Set exercise
Copy verbatim every line in the entries below, from the line containing "heatmap-cell (155, 57, 163, 66)" down to the line containing "heatmap-cell (149, 73, 157, 82)", including both of those lines.

= = =

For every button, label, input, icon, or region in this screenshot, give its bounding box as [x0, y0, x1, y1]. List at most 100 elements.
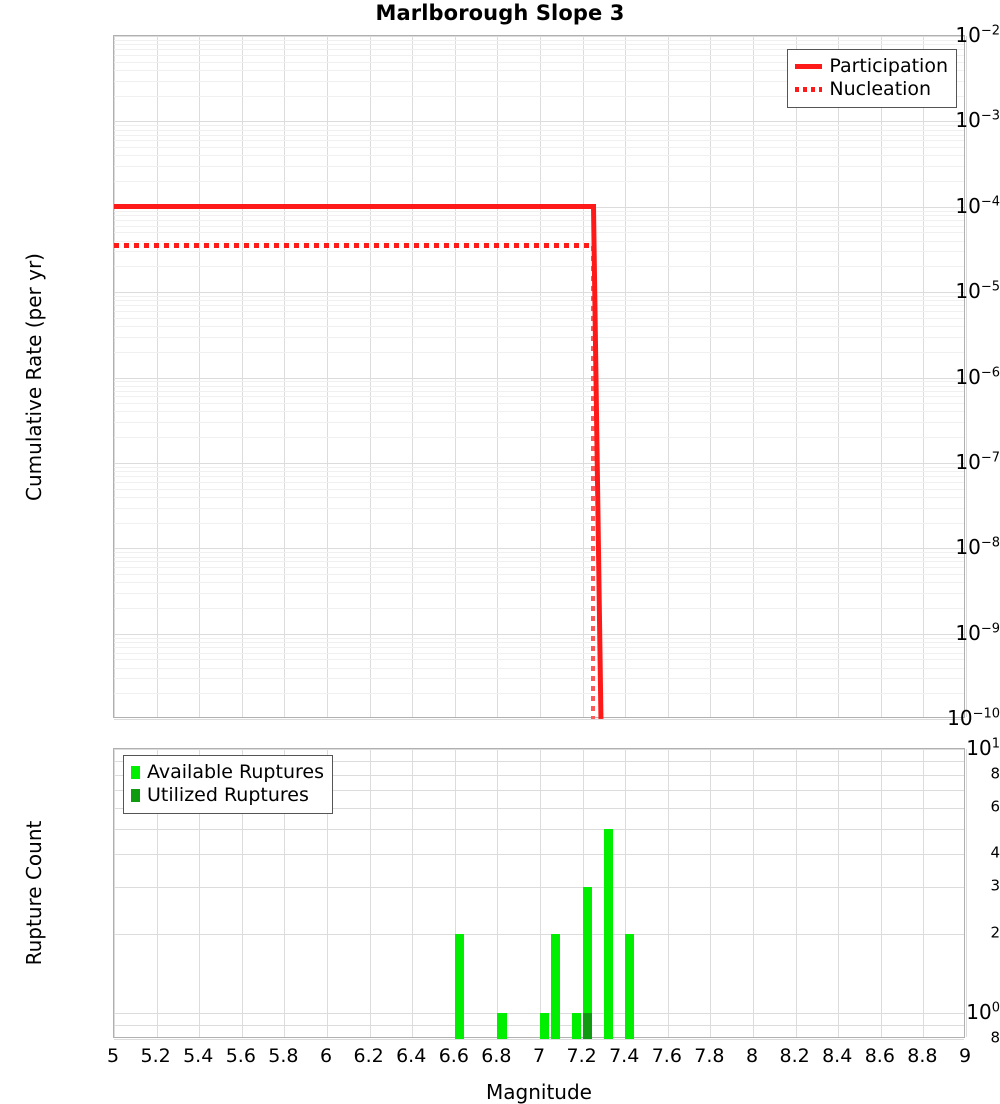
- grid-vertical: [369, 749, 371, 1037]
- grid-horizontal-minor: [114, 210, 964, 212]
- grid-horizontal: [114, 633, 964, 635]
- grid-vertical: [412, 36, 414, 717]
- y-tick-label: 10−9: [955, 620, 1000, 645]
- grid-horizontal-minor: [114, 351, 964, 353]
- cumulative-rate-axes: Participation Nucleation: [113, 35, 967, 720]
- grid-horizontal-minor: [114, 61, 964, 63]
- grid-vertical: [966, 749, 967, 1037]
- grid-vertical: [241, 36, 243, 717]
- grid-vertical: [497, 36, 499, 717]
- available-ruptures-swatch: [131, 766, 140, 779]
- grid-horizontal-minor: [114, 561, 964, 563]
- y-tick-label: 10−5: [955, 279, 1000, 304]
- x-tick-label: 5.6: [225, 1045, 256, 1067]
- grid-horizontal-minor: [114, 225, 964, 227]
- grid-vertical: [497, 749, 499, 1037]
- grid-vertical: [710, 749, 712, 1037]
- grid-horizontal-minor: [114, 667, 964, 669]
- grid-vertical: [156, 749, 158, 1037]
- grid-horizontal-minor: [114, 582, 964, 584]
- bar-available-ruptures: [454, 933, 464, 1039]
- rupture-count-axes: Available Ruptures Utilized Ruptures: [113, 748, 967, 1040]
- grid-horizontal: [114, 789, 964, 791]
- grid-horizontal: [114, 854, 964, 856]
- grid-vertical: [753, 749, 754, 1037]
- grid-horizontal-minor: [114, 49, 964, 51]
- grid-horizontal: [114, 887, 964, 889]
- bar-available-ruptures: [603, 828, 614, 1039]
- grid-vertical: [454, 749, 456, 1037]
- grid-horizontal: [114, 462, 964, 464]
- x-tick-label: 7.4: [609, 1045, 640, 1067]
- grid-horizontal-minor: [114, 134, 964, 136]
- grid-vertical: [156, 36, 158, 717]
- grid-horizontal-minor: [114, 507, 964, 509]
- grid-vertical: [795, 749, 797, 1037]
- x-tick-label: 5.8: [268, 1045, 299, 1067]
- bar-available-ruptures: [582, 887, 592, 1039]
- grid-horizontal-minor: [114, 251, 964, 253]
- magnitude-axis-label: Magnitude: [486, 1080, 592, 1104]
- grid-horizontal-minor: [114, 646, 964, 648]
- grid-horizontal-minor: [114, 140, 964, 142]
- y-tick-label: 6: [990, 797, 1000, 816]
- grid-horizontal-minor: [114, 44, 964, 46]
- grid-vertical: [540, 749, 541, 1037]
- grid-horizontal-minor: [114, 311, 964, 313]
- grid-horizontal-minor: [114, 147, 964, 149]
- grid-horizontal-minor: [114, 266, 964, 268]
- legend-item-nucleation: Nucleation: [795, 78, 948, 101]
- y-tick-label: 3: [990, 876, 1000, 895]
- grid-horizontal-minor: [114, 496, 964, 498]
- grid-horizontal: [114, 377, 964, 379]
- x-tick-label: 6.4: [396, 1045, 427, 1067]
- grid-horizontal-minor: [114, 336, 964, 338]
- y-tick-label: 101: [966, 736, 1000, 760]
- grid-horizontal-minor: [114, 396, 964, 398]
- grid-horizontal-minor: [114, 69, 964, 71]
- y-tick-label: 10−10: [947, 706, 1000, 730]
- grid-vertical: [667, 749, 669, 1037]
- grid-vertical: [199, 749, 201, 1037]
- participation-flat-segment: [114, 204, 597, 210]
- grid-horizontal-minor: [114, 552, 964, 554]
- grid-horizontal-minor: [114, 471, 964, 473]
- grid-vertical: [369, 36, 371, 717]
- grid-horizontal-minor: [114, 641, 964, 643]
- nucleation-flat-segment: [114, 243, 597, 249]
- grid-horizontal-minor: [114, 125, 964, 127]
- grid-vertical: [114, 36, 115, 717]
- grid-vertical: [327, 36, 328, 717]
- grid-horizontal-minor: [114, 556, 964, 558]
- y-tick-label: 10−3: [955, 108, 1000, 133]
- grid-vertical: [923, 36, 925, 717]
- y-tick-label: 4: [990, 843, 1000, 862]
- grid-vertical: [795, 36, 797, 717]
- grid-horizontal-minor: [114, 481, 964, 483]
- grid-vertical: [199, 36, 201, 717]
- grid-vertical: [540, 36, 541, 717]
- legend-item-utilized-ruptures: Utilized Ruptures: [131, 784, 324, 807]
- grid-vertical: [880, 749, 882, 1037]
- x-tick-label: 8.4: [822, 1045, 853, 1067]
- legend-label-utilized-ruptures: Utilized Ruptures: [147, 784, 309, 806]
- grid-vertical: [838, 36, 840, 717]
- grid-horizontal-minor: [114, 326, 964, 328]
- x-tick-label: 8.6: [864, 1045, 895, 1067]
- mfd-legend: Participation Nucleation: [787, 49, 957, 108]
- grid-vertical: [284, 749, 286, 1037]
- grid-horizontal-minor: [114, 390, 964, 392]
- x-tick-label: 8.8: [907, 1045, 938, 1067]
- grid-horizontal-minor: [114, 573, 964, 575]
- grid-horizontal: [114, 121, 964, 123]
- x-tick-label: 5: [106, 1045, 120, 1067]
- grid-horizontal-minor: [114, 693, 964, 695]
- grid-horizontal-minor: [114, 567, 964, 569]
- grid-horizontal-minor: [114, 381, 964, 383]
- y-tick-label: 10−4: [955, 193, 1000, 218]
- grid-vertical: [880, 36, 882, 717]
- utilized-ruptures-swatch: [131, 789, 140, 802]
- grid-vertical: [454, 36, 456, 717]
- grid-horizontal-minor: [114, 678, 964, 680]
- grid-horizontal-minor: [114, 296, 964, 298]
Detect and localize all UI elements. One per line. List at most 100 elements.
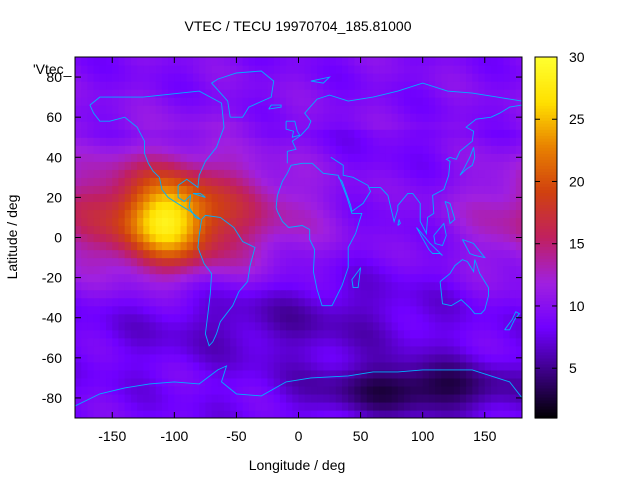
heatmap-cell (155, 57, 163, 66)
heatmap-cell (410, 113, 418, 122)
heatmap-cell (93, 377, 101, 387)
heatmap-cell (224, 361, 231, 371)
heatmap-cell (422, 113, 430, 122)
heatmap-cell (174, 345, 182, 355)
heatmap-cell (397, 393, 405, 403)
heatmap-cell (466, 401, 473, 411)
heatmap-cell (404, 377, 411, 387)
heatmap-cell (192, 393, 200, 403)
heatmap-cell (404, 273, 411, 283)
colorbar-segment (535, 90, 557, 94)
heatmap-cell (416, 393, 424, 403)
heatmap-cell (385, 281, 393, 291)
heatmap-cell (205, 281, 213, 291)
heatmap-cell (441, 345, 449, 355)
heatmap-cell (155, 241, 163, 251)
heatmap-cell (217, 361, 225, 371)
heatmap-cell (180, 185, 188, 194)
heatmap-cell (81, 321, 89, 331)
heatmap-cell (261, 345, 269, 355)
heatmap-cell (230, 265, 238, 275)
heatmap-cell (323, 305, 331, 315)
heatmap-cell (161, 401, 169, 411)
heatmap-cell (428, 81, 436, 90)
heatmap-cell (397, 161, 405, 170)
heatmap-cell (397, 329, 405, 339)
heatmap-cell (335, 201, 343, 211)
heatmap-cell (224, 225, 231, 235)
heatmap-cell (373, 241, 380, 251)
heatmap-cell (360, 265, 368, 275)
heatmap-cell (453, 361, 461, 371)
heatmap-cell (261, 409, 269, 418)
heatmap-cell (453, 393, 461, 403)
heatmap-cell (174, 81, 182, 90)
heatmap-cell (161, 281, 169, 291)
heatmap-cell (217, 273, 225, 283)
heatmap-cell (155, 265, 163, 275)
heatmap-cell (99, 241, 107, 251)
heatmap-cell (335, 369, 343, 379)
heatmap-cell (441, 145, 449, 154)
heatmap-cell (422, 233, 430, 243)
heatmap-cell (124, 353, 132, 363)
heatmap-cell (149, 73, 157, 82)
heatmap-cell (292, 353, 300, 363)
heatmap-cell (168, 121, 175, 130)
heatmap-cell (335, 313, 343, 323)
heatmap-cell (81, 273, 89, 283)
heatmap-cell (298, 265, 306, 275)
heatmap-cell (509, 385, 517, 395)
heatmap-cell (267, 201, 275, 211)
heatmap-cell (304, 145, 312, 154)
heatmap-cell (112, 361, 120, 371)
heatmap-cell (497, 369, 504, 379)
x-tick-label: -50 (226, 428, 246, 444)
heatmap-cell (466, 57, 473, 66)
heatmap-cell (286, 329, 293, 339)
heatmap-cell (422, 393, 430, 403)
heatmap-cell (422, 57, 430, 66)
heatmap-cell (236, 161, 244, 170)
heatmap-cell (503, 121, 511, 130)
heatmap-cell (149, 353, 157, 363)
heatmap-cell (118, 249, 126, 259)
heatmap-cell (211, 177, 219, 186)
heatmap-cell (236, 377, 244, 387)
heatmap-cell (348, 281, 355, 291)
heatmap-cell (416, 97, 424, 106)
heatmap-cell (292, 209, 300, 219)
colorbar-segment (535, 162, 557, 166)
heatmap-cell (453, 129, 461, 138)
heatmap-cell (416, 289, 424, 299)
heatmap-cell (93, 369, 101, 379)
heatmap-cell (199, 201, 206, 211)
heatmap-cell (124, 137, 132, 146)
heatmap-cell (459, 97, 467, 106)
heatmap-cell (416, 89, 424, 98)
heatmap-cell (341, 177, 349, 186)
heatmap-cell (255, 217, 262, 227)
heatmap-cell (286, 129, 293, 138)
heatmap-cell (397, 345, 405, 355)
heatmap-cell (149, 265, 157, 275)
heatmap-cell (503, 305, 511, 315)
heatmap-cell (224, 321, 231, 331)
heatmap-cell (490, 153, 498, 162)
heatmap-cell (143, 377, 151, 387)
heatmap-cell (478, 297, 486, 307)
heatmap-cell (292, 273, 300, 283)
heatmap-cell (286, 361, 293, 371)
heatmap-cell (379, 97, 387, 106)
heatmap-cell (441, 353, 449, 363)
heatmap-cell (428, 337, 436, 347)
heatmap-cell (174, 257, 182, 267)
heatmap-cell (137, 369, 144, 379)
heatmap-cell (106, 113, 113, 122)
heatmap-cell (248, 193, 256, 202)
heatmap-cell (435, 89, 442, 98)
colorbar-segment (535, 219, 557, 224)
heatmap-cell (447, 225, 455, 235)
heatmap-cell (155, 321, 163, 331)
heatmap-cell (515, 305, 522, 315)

= = =

Solved exercise
heatmap-cell (155, 57, 163, 66)
heatmap-cell (410, 113, 418, 122)
heatmap-cell (93, 377, 101, 387)
heatmap-cell (224, 361, 231, 371)
heatmap-cell (422, 113, 430, 122)
heatmap-cell (174, 345, 182, 355)
heatmap-cell (397, 393, 405, 403)
heatmap-cell (466, 401, 473, 411)
heatmap-cell (404, 377, 411, 387)
heatmap-cell (192, 393, 200, 403)
heatmap-cell (404, 273, 411, 283)
colorbar-segment (535, 90, 557, 94)
heatmap-cell (416, 393, 424, 403)
heatmap-cell (385, 281, 393, 291)
heatmap-cell (205, 281, 213, 291)
heatmap-cell (441, 345, 449, 355)
heatmap-cell (155, 241, 163, 251)
heatmap-cell (217, 361, 225, 371)
heatmap-cell (180, 185, 188, 194)
heatmap-cell (81, 321, 89, 331)
heatmap-cell (261, 345, 269, 355)
heatmap-cell (230, 265, 238, 275)
heatmap-cell (323, 305, 331, 315)
heatmap-cell (161, 401, 169, 411)
heatmap-cell (428, 81, 436, 90)
heatmap-cell (397, 161, 405, 170)
heatmap-cell (397, 329, 405, 339)
heatmap-cell (335, 201, 343, 211)
heatmap-cell (224, 225, 231, 235)
heatmap-cell (373, 241, 380, 251)
heatmap-cell (360, 265, 368, 275)
heatmap-cell (453, 361, 461, 371)
heatmap-cell (261, 409, 269, 418)
heatmap-cell (453, 393, 461, 403)
heatmap-cell (174, 81, 182, 90)
heatmap-cell (161, 281, 169, 291)
heatmap-cell (217, 273, 225, 283)
heatmap-cell (155, 265, 163, 275)
heatmap-cell (99, 241, 107, 251)
heatmap-cell (335, 369, 343, 379)
heatmap-cell (441, 145, 449, 154)
heatmap-cell (422, 233, 430, 243)
heatmap-cell (124, 353, 132, 363)
heatmap-cell (149, 73, 157, 82)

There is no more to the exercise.